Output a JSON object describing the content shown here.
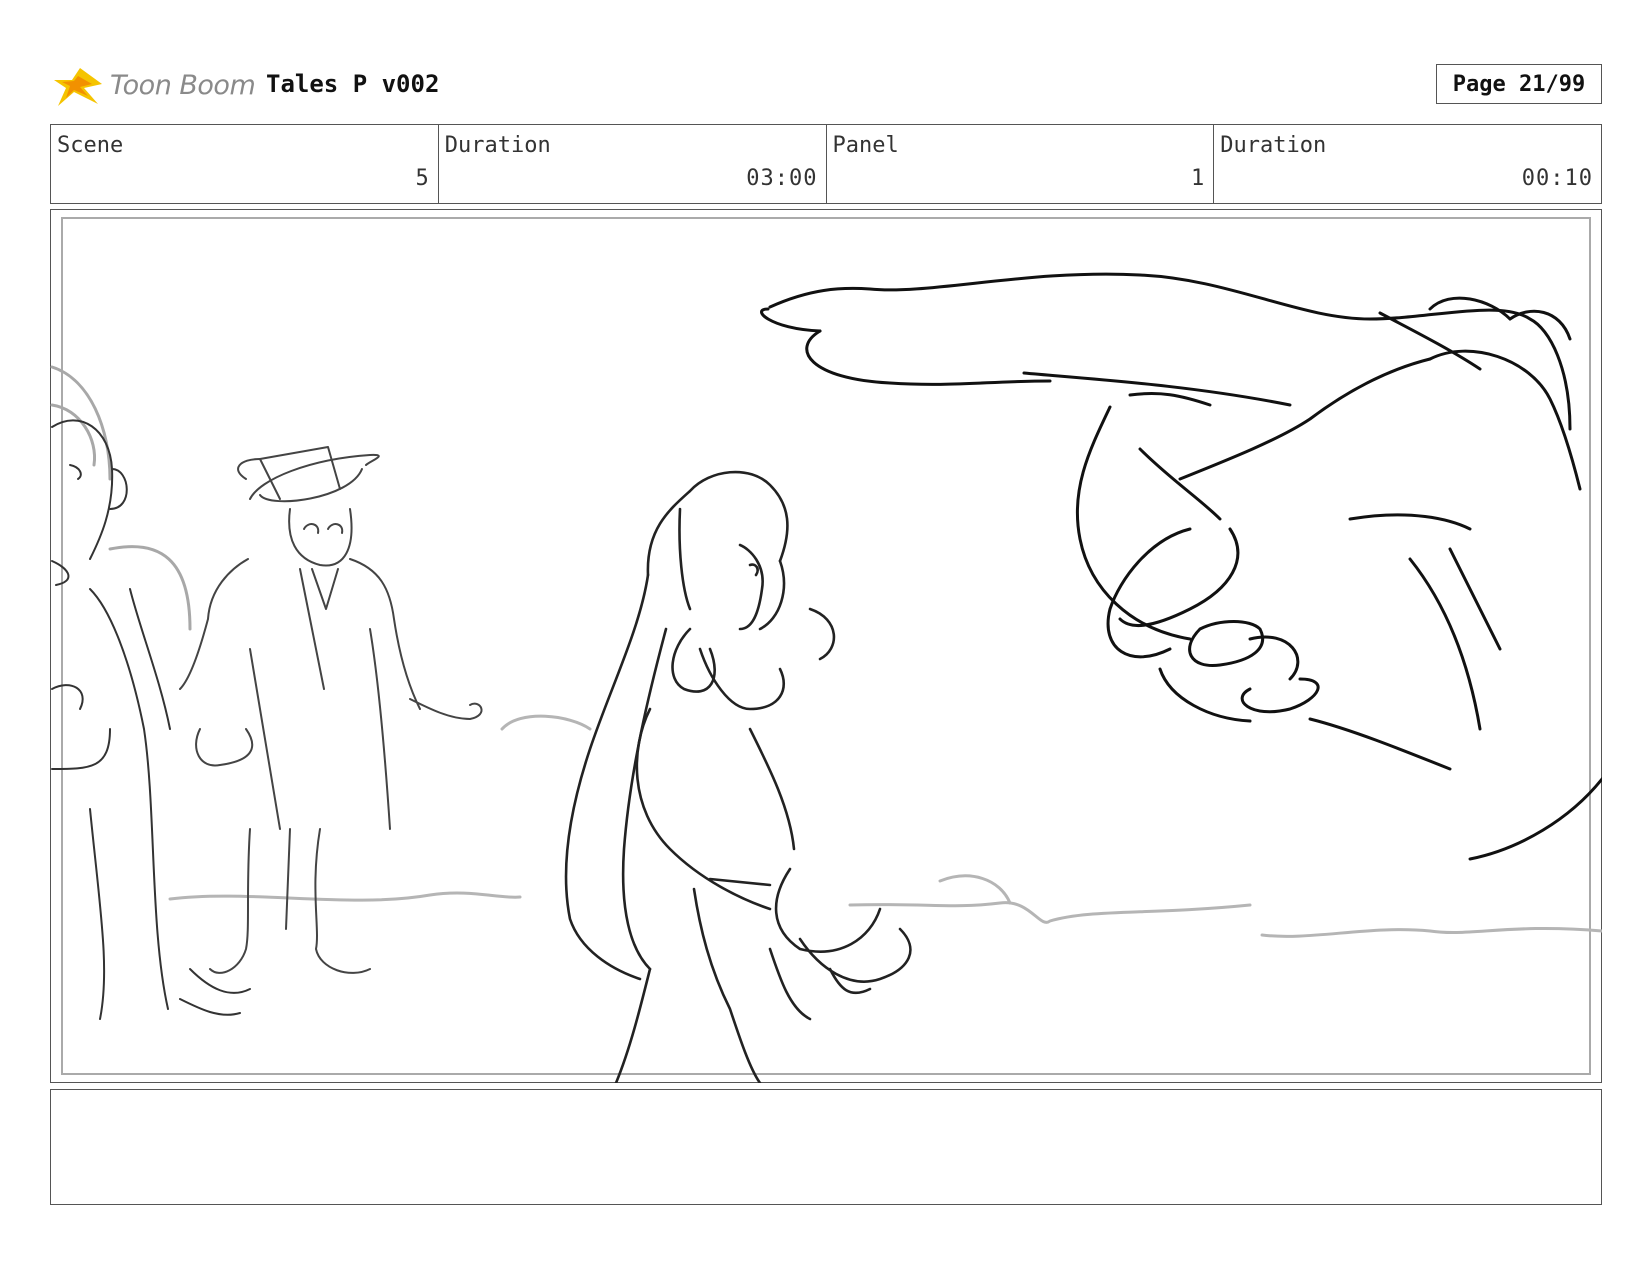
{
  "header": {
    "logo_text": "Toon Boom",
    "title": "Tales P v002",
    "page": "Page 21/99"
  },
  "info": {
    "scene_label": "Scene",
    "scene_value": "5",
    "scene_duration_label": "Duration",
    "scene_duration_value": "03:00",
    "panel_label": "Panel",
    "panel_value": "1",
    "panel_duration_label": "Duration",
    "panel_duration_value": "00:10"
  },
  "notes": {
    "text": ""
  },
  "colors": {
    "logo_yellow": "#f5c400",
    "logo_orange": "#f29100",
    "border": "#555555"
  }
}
■ ■ ■ ■ ■
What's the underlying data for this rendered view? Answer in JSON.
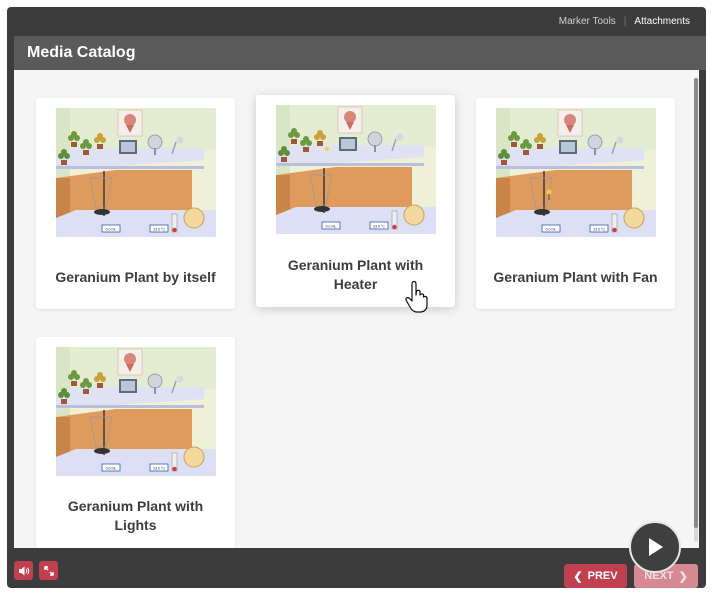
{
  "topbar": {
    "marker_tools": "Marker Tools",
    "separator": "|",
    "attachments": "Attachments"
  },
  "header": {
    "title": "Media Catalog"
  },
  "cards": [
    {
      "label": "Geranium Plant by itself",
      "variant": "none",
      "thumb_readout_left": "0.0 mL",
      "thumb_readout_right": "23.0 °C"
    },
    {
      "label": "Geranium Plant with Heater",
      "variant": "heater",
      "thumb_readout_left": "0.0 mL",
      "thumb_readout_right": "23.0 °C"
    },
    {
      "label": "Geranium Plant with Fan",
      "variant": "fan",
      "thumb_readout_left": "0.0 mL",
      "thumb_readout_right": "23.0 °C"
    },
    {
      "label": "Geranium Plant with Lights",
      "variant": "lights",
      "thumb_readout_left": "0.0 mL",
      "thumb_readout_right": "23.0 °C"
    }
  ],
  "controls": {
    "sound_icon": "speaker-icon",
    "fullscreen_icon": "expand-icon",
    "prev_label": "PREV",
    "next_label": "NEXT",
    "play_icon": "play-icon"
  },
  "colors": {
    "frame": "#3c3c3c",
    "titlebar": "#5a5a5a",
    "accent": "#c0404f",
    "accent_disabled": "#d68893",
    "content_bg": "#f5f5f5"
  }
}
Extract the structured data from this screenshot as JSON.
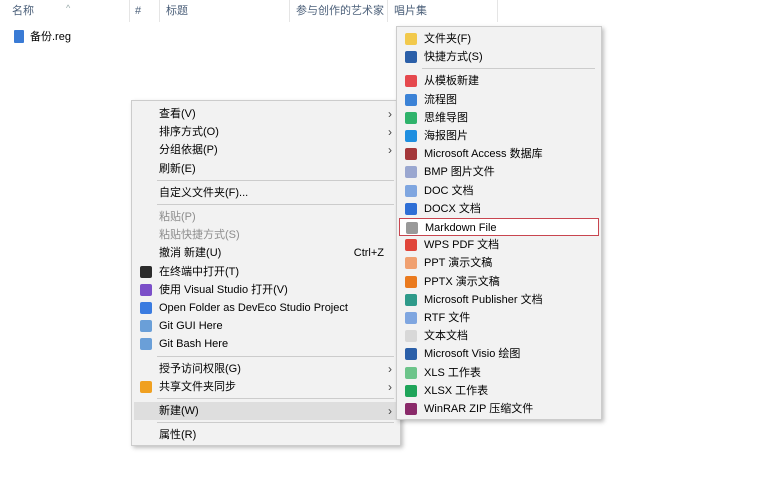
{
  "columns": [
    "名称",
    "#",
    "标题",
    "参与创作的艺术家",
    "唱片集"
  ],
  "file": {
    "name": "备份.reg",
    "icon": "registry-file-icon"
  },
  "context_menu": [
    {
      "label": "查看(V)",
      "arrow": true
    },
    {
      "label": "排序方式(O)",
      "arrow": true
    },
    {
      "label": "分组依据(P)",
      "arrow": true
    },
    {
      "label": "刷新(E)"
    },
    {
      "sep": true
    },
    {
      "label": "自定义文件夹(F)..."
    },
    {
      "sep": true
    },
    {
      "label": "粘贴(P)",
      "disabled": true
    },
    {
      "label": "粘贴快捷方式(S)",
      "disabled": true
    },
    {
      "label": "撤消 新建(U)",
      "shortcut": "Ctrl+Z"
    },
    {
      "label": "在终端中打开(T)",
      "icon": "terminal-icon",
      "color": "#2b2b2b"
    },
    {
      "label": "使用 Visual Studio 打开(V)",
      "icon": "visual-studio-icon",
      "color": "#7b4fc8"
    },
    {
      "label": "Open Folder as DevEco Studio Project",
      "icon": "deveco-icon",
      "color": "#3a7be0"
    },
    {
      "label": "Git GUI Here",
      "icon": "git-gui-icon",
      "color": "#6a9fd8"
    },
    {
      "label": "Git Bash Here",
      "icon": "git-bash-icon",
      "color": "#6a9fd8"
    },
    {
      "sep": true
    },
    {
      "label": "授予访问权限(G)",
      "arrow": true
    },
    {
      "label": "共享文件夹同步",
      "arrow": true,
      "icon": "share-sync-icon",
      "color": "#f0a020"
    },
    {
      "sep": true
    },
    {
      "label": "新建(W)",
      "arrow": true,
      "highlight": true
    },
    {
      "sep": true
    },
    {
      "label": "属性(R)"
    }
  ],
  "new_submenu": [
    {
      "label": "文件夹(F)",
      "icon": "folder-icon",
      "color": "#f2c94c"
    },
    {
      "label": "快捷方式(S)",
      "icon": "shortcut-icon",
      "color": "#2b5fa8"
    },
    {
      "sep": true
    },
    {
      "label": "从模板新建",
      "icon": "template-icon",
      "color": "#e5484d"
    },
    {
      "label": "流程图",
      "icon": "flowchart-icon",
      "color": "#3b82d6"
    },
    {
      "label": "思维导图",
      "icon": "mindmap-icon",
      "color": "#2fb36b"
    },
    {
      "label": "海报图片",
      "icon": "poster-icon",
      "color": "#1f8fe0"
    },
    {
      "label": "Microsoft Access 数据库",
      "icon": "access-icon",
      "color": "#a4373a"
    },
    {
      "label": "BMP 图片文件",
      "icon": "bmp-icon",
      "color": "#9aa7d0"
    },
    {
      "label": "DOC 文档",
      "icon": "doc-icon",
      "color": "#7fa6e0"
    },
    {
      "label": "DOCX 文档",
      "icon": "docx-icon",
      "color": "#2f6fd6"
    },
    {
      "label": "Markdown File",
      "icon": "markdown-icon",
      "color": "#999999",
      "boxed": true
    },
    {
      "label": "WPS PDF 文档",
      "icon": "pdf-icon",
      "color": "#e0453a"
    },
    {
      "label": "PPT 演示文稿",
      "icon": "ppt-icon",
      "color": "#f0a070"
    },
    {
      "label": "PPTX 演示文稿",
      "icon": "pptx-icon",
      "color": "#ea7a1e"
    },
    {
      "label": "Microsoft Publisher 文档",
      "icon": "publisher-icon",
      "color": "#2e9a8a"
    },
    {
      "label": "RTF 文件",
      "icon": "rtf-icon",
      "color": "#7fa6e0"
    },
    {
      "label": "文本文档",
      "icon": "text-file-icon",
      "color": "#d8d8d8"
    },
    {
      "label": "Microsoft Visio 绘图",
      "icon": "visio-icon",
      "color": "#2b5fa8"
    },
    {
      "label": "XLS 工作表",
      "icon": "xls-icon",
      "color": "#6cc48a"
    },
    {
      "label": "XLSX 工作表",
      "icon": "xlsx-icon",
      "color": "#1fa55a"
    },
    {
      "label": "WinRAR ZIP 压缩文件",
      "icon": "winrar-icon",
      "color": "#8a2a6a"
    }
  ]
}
■ ■ ■ ■ ■
TASK DESCRIPTION = Copy, from the material, each line that holds the string "data".

OUTPUT BELOW =
What's the underlying data for this rendered view? Answer in JSON.
Extract the structured data from this screenshot as JSON.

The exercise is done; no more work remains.